— start of DATA ROWS —
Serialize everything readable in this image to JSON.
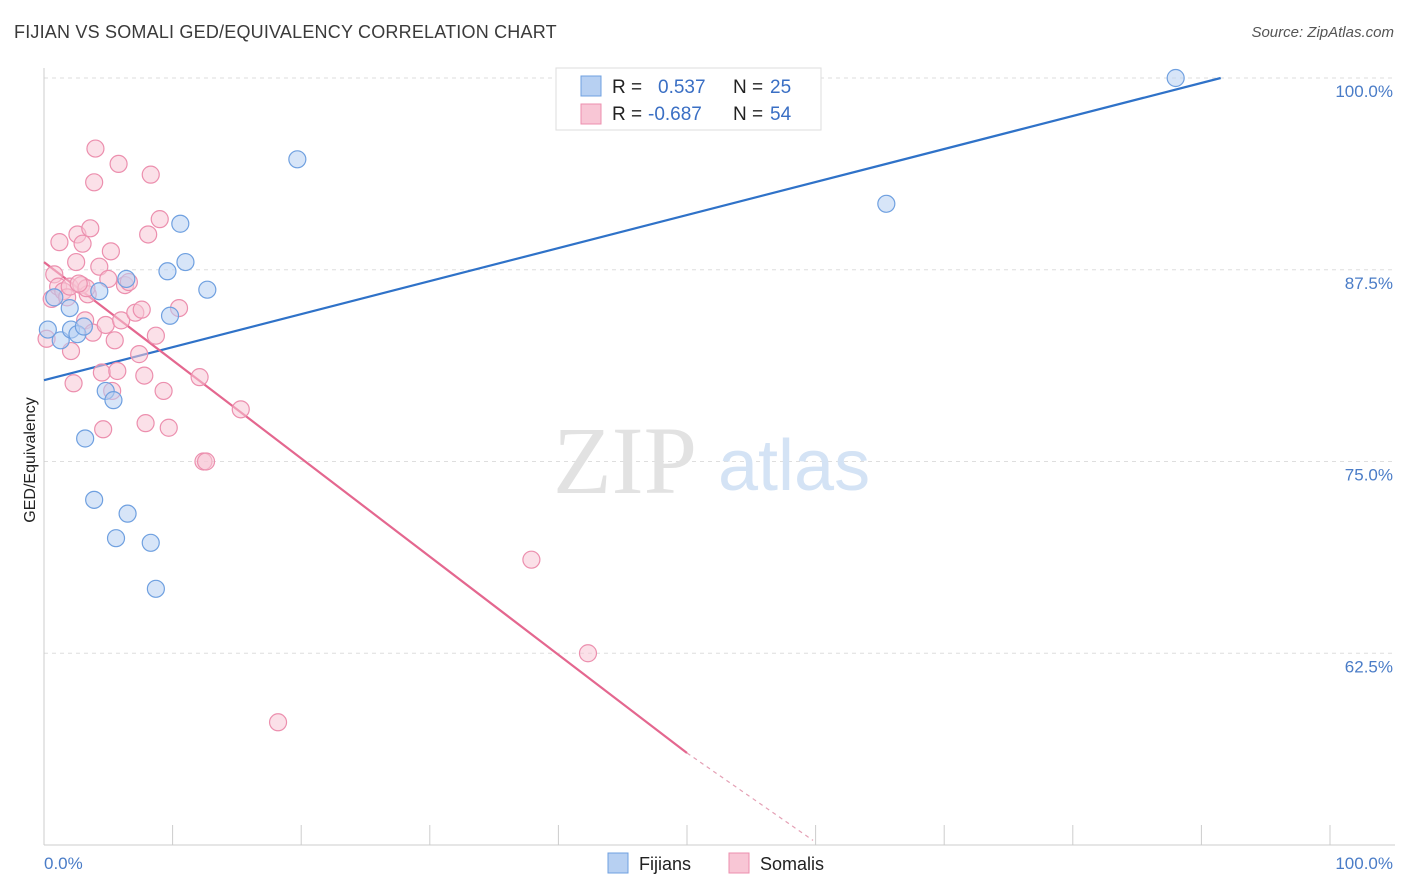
{
  "title": "FIJIAN VS SOMALI GED/EQUIVALENCY CORRELATION CHART",
  "source": "Source: ZipAtlas.com",
  "watermark": {
    "zip": "ZIP",
    "atlas": "atlas"
  },
  "chart_data": {
    "type": "scatter",
    "ylabel": "GED/Equivalency",
    "xlabel": "",
    "xlim": [
      0,
      100
    ],
    "ylim": [
      50,
      100
    ],
    "x_tick_labels": [
      "0.0%",
      "100.0%"
    ],
    "y_ticks": [
      62.5,
      75.0,
      87.5,
      100.0
    ],
    "y_tick_labels": [
      "62.5%",
      "75.0%",
      "87.5%",
      "100.0%"
    ],
    "grid": true,
    "legend": {
      "placement": "top-center",
      "rows": [
        {
          "r_label": "R =",
          "r_value": "0.537",
          "n_label": "N =",
          "n_value": "25",
          "color": "#a9c8f0"
        },
        {
          "r_label": "R =",
          "r_value": "-0.687",
          "n_label": "N =",
          "n_value": "54",
          "color": "#f6b8cb"
        }
      ]
    },
    "series": [
      {
        "name": "Fijians",
        "color": "#6fa0e0",
        "fill": "#b7d0f2",
        "trend": {
          "x0": 0,
          "y0": 80.3,
          "x1": 91.5,
          "y1": 100.0,
          "color": "#2f72c8"
        },
        "points": [
          [
            0.3,
            83.6
          ],
          [
            0.8,
            85.7
          ],
          [
            1.3,
            82.9
          ],
          [
            2.1,
            83.6
          ],
          [
            2.0,
            85.0
          ],
          [
            2.6,
            83.3
          ],
          [
            3.1,
            83.8
          ],
          [
            4.3,
            86.1
          ],
          [
            3.2,
            76.5
          ],
          [
            3.9,
            72.5
          ],
          [
            4.8,
            79.6
          ],
          [
            5.4,
            79.0
          ],
          [
            5.6,
            70.0
          ],
          [
            6.5,
            71.6
          ],
          [
            6.4,
            86.9
          ],
          [
            8.3,
            69.7
          ],
          [
            8.7,
            66.7
          ],
          [
            9.6,
            87.4
          ],
          [
            9.8,
            84.5
          ],
          [
            10.6,
            90.5
          ],
          [
            11.0,
            88.0
          ],
          [
            12.7,
            86.2
          ],
          [
            19.7,
            94.7
          ],
          [
            65.5,
            91.8
          ],
          [
            88.0,
            100.0
          ]
        ]
      },
      {
        "name": "Somalis",
        "color": "#ec8fae",
        "fill": "#f8c6d5",
        "trend": {
          "x0": 0,
          "y0": 88.0,
          "x1": 50.0,
          "y1": 56.0,
          "color": "#e4678f"
        },
        "trend_dashed": {
          "x0": 50.0,
          "y0": 56.0,
          "x1": 59.8,
          "y1": 50.3,
          "color": "#e4a0b5"
        },
        "points": [
          [
            0.2,
            83.0
          ],
          [
            0.6,
            85.6
          ],
          [
            0.8,
            87.2
          ],
          [
            1.1,
            86.4
          ],
          [
            1.5,
            86.1
          ],
          [
            1.2,
            89.3
          ],
          [
            1.8,
            85.7
          ],
          [
            2.0,
            86.4
          ],
          [
            2.1,
            82.2
          ],
          [
            2.3,
            80.1
          ],
          [
            2.5,
            88.0
          ],
          [
            2.6,
            89.8
          ],
          [
            2.9,
            86.5
          ],
          [
            3.0,
            89.2
          ],
          [
            3.2,
            84.2
          ],
          [
            3.4,
            85.9
          ],
          [
            3.6,
            90.2
          ],
          [
            3.8,
            83.4
          ],
          [
            3.9,
            93.2
          ],
          [
            4.0,
            95.4
          ],
          [
            4.3,
            87.7
          ],
          [
            4.5,
            80.8
          ],
          [
            4.6,
            77.1
          ],
          [
            4.8,
            83.9
          ],
          [
            5.0,
            86.9
          ],
          [
            5.2,
            88.7
          ],
          [
            5.3,
            79.6
          ],
          [
            5.5,
            82.9
          ],
          [
            5.7,
            80.9
          ],
          [
            5.8,
            94.4
          ],
          [
            6.0,
            84.2
          ],
          [
            6.3,
            86.5
          ],
          [
            6.6,
            86.7
          ],
          [
            7.1,
            84.7
          ],
          [
            7.4,
            82.0
          ],
          [
            7.6,
            84.9
          ],
          [
            7.8,
            80.6
          ],
          [
            7.9,
            77.5
          ],
          [
            8.1,
            89.8
          ],
          [
            8.3,
            93.7
          ],
          [
            8.7,
            83.2
          ],
          [
            9.0,
            90.8
          ],
          [
            9.3,
            79.6
          ],
          [
            9.7,
            77.2
          ],
          [
            10.5,
            85.0
          ],
          [
            12.1,
            80.5
          ],
          [
            12.4,
            75.0
          ],
          [
            12.6,
            75.0
          ],
          [
            15.3,
            78.4
          ],
          [
            18.2,
            58.0
          ],
          [
            37.9,
            68.6
          ],
          [
            42.3,
            62.5
          ],
          [
            3.3,
            86.3
          ],
          [
            2.7,
            86.6
          ]
        ]
      }
    ]
  }
}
— end of DATA ROWS —
## EXERCISE REQUIREMENTS
Your task is to repeat the data above exactly while excluding the pictures.

## SOLUTION BELOW
Serialize everything readable in this image to JSON.
{
  "title": "FIJIAN VS SOMALI GED/EQUIVALENCY CORRELATION CHART",
  "source": "Source: ZipAtlas.com",
  "watermark": {
    "zip": "ZIP",
    "atlas": "atlas"
  },
  "chart_data": {
    "type": "scatter",
    "ylabel": "GED/Equivalency",
    "xlabel": "",
    "xlim": [
      0,
      100
    ],
    "ylim": [
      50,
      100
    ],
    "x_tick_labels": [
      "0.0%",
      "100.0%"
    ],
    "y_ticks": [
      62.5,
      75.0,
      87.5,
      100.0
    ],
    "y_tick_labels": [
      "62.5%",
      "75.0%",
      "87.5%",
      "100.0%"
    ],
    "grid": true,
    "legend": {
      "placement": "top-center",
      "rows": [
        {
          "r_label": "R =",
          "r_value": "0.537",
          "n_label": "N =",
          "n_value": "25",
          "color": "#a9c8f0"
        },
        {
          "r_label": "R =",
          "r_value": "-0.687",
          "n_label": "N =",
          "n_value": "54",
          "color": "#f6b8cb"
        }
      ]
    },
    "series": [
      {
        "name": "Fijians",
        "color": "#6fa0e0",
        "fill": "#b7d0f2",
        "trend": {
          "x0": 0,
          "y0": 80.3,
          "x1": 91.5,
          "y1": 100.0,
          "color": "#2f72c8"
        },
        "points": [
          [
            0.3,
            83.6
          ],
          [
            0.8,
            85.7
          ],
          [
            1.3,
            82.9
          ],
          [
            2.1,
            83.6
          ],
          [
            2.0,
            85.0
          ],
          [
            2.6,
            83.3
          ],
          [
            3.1,
            83.8
          ],
          [
            4.3,
            86.1
          ],
          [
            3.2,
            76.5
          ],
          [
            3.9,
            72.5
          ],
          [
            4.8,
            79.6
          ],
          [
            5.4,
            79.0
          ],
          [
            5.6,
            70.0
          ],
          [
            6.5,
            71.6
          ],
          [
            6.4,
            86.9
          ],
          [
            8.3,
            69.7
          ],
          [
            8.7,
            66.7
          ],
          [
            9.6,
            87.4
          ],
          [
            9.8,
            84.5
          ],
          [
            10.6,
            90.5
          ],
          [
            11.0,
            88.0
          ],
          [
            12.7,
            86.2
          ],
          [
            19.7,
            94.7
          ],
          [
            65.5,
            91.8
          ],
          [
            88.0,
            100.0
          ]
        ]
      },
      {
        "name": "Somalis",
        "color": "#ec8fae",
        "fill": "#f8c6d5",
        "trend": {
          "x0": 0,
          "y0": 88.0,
          "x1": 50.0,
          "y1": 56.0,
          "color": "#e4678f"
        },
        "trend_dashed": {
          "x0": 50.0,
          "y0": 56.0,
          "x1": 59.8,
          "y1": 50.3,
          "color": "#e4a0b5"
        },
        "points": [
          [
            0.2,
            83.0
          ],
          [
            0.6,
            85.6
          ],
          [
            0.8,
            87.2
          ],
          [
            1.1,
            86.4
          ],
          [
            1.5,
            86.1
          ],
          [
            1.2,
            89.3
          ],
          [
            1.8,
            85.7
          ],
          [
            2.0,
            86.4
          ],
          [
            2.1,
            82.2
          ],
          [
            2.3,
            80.1
          ],
          [
            2.5,
            88.0
          ],
          [
            2.6,
            89.8
          ],
          [
            2.9,
            86.5
          ],
          [
            3.0,
            89.2
          ],
          [
            3.2,
            84.2
          ],
          [
            3.4,
            85.9
          ],
          [
            3.6,
            90.2
          ],
          [
            3.8,
            83.4
          ],
          [
            3.9,
            93.2
          ],
          [
            4.0,
            95.4
          ],
          [
            4.3,
            87.7
          ],
          [
            4.5,
            80.8
          ],
          [
            4.6,
            77.1
          ],
          [
            4.8,
            83.9
          ],
          [
            5.0,
            86.9
          ],
          [
            5.2,
            88.7
          ],
          [
            5.3,
            79.6
          ],
          [
            5.5,
            82.9
          ],
          [
            5.7,
            80.9
          ],
          [
            5.8,
            94.4
          ],
          [
            6.0,
            84.2
          ],
          [
            6.3,
            86.5
          ],
          [
            6.6,
            86.7
          ],
          [
            7.1,
            84.7
          ],
          [
            7.4,
            82.0
          ],
          [
            7.6,
            84.9
          ],
          [
            7.8,
            80.6
          ],
          [
            7.9,
            77.5
          ],
          [
            8.1,
            89.8
          ],
          [
            8.3,
            93.7
          ],
          [
            8.7,
            83.2
          ],
          [
            9.0,
            90.8
          ],
          [
            9.3,
            79.6
          ],
          [
            9.7,
            77.2
          ],
          [
            10.5,
            85.0
          ],
          [
            12.1,
            80.5
          ],
          [
            12.4,
            75.0
          ],
          [
            12.6,
            75.0
          ],
          [
            15.3,
            78.4
          ],
          [
            18.2,
            58.0
          ],
          [
            37.9,
            68.6
          ],
          [
            42.3,
            62.5
          ],
          [
            3.3,
            86.3
          ],
          [
            2.7,
            86.6
          ]
        ]
      }
    ]
  }
}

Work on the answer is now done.